* **Work instructions**
From the entries below, copy out every line with "Switzerland" in it.

--- BEGIN Record list ---

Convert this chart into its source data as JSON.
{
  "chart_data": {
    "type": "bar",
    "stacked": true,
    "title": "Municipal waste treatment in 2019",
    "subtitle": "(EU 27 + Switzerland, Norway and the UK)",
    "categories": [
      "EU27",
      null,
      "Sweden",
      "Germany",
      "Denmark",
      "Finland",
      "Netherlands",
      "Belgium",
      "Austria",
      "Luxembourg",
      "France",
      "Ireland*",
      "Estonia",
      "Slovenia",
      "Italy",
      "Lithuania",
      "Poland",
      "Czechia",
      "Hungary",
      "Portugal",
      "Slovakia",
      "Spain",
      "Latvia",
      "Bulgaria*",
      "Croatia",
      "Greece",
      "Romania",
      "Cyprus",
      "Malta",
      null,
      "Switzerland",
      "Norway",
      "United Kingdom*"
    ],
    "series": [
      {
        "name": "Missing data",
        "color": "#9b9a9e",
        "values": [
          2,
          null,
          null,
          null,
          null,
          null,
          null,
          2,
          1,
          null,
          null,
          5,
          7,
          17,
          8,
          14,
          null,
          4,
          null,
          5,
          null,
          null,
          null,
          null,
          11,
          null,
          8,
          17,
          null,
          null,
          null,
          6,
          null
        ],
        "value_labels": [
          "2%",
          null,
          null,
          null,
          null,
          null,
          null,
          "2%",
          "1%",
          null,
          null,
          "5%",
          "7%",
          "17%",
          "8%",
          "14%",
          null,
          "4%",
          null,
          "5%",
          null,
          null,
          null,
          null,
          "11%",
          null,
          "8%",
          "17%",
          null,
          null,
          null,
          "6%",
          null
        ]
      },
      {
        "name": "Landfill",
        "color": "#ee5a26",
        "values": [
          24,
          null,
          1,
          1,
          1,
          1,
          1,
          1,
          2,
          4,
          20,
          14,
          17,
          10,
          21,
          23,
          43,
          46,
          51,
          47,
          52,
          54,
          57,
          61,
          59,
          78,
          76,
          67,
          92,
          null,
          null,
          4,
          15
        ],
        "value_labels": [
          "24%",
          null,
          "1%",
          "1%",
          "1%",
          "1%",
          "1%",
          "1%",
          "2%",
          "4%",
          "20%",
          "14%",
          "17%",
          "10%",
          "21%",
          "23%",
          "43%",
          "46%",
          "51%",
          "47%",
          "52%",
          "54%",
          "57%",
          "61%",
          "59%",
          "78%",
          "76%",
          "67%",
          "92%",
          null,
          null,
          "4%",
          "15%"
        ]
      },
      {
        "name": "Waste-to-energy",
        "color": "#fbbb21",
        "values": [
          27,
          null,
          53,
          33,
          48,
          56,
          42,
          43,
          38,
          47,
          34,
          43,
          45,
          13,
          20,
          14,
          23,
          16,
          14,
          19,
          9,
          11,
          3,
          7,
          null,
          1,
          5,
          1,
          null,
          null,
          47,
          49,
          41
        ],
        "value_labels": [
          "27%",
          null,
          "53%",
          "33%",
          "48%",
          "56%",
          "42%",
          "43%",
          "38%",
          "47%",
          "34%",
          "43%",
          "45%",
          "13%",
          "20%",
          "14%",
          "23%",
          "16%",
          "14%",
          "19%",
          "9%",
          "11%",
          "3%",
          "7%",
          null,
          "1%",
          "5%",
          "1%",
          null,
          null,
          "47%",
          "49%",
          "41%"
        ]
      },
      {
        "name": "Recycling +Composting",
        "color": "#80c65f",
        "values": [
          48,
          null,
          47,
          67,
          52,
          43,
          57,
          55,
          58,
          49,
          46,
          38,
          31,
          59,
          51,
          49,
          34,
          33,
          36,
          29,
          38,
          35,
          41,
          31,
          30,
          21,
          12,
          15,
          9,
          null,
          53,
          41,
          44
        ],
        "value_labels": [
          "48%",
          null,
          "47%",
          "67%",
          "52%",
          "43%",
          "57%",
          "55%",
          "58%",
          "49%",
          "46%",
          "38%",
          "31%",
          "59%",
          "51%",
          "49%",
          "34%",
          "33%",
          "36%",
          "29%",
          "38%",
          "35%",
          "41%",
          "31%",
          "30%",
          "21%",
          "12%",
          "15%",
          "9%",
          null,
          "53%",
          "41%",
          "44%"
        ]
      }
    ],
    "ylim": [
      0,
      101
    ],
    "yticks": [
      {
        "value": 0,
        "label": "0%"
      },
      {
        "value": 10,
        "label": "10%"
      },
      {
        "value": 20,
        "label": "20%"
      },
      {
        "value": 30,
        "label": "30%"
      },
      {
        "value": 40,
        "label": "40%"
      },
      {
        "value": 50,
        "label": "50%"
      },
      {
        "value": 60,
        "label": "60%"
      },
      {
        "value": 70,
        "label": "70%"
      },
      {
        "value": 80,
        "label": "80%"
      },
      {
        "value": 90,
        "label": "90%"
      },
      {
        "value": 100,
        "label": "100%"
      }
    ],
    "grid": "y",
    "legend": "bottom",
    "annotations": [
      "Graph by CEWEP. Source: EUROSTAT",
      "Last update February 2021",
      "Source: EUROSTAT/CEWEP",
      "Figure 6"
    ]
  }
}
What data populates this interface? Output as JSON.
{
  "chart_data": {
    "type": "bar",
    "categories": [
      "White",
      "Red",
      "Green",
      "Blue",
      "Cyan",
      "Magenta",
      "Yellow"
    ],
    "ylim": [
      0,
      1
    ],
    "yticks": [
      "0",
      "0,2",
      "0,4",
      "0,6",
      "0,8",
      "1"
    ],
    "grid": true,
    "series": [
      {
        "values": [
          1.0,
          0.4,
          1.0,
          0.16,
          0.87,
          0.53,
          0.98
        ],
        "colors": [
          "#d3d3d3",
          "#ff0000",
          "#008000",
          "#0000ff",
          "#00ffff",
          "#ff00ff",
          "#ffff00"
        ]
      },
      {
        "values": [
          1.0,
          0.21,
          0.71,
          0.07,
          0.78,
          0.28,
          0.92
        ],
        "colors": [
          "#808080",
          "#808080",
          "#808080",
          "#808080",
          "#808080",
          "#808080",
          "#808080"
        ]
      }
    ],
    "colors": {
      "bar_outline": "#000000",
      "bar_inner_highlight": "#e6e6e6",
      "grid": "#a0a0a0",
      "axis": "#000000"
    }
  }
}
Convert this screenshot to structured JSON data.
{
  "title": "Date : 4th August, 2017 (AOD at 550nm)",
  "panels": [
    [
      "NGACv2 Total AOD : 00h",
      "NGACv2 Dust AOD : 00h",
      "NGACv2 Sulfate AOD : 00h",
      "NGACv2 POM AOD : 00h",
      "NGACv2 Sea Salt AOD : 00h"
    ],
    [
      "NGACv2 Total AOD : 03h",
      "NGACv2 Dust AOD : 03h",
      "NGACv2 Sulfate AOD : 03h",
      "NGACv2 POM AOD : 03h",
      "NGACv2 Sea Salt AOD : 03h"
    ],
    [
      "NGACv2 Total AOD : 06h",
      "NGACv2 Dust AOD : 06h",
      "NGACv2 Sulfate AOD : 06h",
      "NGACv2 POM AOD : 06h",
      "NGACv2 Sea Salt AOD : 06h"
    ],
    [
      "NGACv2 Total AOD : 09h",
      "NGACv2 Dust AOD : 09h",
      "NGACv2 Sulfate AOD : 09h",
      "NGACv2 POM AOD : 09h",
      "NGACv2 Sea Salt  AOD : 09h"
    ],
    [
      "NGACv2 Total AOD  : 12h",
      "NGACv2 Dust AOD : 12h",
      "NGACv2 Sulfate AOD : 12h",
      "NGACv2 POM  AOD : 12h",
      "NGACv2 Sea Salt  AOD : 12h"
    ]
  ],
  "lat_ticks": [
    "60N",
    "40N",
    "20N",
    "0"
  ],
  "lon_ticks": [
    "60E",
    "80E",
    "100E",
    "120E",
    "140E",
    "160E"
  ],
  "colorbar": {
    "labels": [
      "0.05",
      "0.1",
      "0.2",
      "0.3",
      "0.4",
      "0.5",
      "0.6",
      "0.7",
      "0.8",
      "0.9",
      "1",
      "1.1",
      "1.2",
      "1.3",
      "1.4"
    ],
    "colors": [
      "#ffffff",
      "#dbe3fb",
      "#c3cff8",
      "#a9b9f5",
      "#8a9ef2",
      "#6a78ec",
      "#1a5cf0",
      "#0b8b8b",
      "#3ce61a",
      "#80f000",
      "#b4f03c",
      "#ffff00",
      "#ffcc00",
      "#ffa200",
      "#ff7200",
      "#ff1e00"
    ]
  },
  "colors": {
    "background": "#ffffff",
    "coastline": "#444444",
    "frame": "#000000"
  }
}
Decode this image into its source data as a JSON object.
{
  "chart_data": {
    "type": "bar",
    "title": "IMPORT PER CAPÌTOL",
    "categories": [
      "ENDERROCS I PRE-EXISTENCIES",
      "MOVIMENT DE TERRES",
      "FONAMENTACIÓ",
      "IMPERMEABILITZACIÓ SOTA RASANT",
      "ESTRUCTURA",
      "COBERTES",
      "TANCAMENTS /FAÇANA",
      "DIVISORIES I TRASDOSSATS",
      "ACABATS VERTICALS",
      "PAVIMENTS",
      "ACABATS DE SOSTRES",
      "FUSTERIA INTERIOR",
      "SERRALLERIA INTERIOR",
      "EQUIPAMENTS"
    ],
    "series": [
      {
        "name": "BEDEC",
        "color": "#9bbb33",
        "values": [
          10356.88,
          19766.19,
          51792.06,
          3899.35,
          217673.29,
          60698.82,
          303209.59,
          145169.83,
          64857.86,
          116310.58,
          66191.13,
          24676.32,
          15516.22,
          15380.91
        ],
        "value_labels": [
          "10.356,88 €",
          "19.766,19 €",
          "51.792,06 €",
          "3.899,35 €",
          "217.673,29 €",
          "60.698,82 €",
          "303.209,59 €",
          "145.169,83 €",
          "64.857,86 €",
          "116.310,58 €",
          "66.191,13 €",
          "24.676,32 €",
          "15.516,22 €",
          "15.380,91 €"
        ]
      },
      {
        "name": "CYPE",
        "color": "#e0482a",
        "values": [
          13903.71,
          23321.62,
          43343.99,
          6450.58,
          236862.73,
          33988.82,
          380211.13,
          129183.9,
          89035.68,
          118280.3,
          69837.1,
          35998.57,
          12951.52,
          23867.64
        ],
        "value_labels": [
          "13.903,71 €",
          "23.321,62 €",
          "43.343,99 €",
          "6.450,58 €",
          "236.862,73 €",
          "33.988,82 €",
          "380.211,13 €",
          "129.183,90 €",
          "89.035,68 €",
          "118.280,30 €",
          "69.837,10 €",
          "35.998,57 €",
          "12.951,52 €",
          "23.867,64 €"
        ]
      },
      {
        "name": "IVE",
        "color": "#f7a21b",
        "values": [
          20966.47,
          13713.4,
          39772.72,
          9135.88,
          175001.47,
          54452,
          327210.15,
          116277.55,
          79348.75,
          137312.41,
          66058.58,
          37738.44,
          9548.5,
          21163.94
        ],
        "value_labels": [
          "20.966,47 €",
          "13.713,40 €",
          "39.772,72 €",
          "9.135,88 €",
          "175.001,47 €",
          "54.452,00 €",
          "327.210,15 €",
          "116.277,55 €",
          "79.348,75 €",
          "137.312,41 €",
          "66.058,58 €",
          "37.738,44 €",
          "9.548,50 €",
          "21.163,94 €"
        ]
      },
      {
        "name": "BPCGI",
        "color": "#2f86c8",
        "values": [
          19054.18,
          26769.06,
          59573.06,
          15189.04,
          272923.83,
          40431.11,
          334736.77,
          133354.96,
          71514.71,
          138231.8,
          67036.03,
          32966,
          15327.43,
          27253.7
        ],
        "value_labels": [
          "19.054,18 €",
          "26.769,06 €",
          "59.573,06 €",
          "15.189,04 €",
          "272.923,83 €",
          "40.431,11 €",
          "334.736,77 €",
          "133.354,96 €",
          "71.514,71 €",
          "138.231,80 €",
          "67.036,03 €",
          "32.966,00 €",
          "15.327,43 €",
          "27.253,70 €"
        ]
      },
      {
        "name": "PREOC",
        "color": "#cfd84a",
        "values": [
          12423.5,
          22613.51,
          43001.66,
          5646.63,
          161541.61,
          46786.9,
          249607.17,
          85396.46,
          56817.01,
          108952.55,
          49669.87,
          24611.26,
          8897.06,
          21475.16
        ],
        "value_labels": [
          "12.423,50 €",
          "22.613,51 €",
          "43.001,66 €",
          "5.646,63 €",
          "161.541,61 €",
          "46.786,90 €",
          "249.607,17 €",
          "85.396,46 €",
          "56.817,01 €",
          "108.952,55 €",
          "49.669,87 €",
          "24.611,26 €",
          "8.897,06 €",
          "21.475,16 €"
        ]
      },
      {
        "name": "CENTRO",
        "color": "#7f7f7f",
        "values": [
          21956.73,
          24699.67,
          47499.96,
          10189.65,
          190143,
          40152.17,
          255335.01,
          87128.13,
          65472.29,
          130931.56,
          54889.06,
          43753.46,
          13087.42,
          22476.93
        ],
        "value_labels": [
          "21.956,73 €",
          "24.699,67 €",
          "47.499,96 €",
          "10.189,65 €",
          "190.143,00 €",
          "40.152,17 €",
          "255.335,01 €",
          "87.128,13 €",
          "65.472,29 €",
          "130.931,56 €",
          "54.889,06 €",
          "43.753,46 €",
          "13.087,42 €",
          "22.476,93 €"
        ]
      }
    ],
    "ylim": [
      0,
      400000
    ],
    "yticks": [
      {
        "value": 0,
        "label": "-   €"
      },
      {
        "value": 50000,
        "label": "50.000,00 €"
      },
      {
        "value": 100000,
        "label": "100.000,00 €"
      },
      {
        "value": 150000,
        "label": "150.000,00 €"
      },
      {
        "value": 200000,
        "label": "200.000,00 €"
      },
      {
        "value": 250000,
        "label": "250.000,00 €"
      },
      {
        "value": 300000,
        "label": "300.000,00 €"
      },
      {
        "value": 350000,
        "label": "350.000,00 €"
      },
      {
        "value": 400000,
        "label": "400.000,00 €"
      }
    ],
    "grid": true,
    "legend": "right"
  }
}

--- END Record list ---

* **Correct result**
    "subtitle": "(EU 27 + Switzerland, Norway and the UK)",
      "Switzerland",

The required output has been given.